Exercise brief: Every line holding the string "this" should be gathered.

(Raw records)

— start —

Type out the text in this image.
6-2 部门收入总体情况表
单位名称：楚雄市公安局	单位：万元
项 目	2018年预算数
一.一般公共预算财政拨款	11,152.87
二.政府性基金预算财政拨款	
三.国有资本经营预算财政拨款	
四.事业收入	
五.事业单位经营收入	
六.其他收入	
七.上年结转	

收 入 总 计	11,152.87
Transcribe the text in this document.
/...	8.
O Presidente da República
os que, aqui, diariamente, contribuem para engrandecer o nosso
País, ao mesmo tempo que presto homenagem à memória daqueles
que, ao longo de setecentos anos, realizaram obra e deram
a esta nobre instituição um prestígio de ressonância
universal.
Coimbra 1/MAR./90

— end —

Output of the task:
Type out the text in this image.
Transcribe the text in this document.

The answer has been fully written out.